__Dataset entries__.
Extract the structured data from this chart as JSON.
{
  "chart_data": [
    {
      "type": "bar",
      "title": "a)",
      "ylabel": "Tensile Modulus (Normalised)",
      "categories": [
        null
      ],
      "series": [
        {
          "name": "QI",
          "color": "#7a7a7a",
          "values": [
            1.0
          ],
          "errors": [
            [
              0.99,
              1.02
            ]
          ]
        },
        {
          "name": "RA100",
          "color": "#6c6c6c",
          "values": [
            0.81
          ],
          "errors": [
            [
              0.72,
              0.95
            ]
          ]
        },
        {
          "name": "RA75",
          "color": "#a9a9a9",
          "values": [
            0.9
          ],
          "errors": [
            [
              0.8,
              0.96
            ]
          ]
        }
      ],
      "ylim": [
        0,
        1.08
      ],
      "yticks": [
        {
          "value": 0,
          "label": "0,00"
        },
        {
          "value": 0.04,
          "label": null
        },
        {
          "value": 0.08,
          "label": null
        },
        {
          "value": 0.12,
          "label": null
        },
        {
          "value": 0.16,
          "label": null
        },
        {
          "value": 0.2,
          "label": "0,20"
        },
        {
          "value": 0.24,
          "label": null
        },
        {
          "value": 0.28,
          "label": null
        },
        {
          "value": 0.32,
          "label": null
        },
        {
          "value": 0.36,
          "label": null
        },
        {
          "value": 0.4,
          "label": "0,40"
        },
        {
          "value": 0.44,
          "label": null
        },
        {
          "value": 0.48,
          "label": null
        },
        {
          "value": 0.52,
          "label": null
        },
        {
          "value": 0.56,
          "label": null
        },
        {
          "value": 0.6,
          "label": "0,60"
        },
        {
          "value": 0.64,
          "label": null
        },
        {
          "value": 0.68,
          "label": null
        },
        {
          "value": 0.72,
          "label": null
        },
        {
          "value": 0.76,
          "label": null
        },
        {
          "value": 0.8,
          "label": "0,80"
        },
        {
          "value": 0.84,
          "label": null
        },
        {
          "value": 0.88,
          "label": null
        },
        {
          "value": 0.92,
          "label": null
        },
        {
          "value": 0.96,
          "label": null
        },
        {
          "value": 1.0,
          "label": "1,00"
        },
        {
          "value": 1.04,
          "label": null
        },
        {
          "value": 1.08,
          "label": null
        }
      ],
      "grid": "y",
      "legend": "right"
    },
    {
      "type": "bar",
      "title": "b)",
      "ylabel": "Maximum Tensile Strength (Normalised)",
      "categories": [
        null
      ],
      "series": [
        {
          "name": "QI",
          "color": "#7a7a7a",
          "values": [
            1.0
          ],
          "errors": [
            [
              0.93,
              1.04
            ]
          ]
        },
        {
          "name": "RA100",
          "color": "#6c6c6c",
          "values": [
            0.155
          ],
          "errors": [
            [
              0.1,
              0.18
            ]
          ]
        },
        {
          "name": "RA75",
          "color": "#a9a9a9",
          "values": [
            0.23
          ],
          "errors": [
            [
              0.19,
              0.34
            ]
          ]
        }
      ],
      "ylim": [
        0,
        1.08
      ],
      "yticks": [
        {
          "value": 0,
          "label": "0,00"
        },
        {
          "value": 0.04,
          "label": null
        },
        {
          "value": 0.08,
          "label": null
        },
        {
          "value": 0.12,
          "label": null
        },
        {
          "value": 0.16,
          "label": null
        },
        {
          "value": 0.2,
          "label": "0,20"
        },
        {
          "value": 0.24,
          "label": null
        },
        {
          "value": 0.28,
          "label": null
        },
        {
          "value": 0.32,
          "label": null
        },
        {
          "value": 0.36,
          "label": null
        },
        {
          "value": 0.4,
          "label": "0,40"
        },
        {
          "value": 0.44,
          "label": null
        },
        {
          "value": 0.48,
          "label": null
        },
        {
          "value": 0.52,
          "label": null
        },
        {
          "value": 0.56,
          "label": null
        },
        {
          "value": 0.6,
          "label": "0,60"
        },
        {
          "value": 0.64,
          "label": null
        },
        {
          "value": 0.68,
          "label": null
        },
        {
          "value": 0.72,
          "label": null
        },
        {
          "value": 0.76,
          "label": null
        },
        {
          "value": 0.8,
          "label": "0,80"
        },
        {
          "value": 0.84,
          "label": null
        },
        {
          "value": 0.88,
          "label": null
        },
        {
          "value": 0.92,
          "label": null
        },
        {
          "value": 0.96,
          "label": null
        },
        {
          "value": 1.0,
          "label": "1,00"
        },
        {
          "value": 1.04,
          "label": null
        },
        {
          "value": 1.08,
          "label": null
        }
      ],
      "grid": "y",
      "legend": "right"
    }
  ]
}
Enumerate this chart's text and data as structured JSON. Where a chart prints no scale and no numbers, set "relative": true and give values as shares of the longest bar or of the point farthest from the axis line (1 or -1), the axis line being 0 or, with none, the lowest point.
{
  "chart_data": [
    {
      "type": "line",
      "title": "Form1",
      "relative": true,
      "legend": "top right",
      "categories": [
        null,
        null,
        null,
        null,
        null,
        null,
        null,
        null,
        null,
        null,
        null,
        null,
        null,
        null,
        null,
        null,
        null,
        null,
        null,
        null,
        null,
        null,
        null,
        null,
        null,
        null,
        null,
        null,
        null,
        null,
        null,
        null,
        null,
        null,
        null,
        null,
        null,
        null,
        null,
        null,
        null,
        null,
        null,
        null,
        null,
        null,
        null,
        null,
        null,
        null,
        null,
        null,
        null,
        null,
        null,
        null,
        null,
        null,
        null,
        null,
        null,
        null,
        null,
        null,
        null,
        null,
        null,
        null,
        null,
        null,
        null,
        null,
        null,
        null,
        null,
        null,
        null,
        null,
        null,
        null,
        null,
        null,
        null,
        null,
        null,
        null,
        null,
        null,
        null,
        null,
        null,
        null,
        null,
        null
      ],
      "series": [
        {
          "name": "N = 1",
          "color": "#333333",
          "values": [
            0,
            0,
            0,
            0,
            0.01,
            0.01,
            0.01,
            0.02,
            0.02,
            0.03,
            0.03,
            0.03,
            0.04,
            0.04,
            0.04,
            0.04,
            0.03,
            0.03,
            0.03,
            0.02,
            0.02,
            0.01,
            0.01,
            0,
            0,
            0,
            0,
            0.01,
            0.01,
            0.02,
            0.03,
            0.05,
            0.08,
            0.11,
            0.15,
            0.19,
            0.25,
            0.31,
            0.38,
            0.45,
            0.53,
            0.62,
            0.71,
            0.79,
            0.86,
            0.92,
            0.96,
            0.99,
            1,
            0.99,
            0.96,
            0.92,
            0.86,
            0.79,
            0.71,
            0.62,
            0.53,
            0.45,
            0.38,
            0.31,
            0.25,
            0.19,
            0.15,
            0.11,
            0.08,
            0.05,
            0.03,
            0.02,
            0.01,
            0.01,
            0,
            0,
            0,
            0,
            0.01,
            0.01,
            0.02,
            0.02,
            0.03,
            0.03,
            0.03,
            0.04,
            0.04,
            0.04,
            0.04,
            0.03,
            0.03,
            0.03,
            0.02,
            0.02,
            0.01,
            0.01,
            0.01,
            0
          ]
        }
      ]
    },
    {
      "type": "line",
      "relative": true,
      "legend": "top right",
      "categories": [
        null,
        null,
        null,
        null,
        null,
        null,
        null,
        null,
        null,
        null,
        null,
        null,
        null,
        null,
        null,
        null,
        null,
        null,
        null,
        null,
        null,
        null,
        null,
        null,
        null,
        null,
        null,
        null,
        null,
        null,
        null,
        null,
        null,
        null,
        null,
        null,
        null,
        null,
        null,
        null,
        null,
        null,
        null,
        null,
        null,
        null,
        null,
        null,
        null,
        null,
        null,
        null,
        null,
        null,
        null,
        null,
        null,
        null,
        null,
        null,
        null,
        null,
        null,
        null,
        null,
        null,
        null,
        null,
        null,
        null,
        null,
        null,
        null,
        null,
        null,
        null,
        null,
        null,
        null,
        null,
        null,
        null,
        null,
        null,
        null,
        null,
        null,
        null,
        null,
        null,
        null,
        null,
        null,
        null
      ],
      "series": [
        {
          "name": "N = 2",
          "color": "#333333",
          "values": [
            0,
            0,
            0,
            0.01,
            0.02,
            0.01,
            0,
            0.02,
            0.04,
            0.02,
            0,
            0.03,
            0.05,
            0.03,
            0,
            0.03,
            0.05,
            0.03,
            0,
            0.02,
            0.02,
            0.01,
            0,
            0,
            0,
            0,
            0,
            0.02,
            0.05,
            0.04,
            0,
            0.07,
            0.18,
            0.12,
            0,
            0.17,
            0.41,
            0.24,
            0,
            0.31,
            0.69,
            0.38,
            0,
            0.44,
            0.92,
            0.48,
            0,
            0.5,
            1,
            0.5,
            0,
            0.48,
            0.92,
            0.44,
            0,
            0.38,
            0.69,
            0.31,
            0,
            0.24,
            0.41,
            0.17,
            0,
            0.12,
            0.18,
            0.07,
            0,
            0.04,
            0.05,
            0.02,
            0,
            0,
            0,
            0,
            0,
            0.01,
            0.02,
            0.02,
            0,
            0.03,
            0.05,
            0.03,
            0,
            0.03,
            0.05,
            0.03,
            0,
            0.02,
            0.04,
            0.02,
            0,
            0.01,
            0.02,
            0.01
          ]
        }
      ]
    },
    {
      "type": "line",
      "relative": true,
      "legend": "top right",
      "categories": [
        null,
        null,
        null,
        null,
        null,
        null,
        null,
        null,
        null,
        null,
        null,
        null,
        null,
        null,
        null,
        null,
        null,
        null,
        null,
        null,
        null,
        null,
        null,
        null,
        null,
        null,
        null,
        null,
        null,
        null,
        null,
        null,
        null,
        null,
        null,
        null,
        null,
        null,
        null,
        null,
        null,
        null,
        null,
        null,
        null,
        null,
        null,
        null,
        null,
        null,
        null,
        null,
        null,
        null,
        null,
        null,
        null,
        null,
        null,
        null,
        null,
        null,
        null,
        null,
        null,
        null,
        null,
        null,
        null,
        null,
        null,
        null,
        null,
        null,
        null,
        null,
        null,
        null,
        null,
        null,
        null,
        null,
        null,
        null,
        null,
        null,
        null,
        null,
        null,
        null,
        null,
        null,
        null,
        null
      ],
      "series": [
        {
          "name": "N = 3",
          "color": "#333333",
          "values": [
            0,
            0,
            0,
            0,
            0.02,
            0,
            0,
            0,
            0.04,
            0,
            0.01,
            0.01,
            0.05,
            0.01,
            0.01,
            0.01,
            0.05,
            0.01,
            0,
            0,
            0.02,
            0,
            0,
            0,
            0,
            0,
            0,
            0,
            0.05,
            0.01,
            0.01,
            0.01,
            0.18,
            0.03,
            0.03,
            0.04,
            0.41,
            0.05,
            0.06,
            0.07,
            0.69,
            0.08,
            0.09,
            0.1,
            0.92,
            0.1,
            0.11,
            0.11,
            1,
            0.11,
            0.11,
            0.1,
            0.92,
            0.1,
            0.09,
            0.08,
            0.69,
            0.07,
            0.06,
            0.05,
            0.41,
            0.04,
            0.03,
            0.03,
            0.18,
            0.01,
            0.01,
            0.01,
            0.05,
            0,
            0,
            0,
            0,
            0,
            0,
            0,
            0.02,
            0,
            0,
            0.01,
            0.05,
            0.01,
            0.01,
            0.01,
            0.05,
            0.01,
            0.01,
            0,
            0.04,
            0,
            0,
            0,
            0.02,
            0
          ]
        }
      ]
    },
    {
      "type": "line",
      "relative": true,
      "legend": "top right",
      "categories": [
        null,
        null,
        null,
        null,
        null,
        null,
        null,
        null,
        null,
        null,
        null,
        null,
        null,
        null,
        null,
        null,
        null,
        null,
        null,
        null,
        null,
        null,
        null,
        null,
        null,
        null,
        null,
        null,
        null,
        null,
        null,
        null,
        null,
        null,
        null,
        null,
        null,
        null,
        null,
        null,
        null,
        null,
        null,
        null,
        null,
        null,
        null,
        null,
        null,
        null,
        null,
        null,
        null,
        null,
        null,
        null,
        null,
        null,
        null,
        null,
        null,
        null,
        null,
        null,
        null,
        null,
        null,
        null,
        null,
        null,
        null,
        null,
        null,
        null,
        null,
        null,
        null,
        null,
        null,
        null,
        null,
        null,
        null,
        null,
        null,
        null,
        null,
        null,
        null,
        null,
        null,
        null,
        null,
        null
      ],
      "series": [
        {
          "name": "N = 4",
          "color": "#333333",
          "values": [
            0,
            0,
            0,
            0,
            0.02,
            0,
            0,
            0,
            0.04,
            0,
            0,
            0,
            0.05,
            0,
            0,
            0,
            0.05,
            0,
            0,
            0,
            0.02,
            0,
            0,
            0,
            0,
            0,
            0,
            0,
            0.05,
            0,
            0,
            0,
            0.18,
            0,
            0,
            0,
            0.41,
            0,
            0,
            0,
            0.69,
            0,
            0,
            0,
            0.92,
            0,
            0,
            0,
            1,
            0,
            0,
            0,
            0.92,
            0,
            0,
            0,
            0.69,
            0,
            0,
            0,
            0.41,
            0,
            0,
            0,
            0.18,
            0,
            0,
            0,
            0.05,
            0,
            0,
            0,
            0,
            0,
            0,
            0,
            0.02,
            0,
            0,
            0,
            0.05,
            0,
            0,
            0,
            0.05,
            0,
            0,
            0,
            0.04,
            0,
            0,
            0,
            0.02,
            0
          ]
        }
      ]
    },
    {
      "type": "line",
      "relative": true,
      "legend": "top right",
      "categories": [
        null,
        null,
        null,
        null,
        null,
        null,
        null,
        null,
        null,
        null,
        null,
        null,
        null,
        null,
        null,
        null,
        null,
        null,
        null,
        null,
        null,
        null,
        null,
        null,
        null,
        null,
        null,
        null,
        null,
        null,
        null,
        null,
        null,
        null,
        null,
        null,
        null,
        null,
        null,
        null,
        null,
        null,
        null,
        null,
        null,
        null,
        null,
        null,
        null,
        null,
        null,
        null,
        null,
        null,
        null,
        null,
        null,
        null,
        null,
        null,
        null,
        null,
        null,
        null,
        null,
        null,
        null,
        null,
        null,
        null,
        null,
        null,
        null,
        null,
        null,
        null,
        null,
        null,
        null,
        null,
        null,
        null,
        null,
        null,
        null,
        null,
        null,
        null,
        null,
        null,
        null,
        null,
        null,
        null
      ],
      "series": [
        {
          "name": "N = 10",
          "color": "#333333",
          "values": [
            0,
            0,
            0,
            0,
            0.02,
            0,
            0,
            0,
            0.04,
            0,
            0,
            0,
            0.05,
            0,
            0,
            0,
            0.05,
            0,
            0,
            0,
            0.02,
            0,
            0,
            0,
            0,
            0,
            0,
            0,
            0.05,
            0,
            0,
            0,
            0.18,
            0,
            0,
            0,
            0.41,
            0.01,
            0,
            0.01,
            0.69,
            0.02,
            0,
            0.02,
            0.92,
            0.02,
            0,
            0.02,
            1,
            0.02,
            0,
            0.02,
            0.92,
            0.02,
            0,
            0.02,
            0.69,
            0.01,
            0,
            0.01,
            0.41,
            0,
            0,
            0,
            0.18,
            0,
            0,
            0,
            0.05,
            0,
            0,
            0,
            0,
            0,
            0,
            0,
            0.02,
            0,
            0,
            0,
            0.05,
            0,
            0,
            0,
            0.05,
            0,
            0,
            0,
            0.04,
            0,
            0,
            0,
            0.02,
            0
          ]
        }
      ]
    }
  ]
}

__Task description__. In the entries above, identify each line that includes the string "structured", then copy it.

__Complete output__.
Extract the structured data from this chart as JSON.
Enumerate this chart's text and data as structured JSON. Where a chart prints no scale and no numbers, set "relative": true and give values as shares of the longest bar or of the point farthest from the axis line (1 or -1), the axis line being 0 or, with none, the lowest point.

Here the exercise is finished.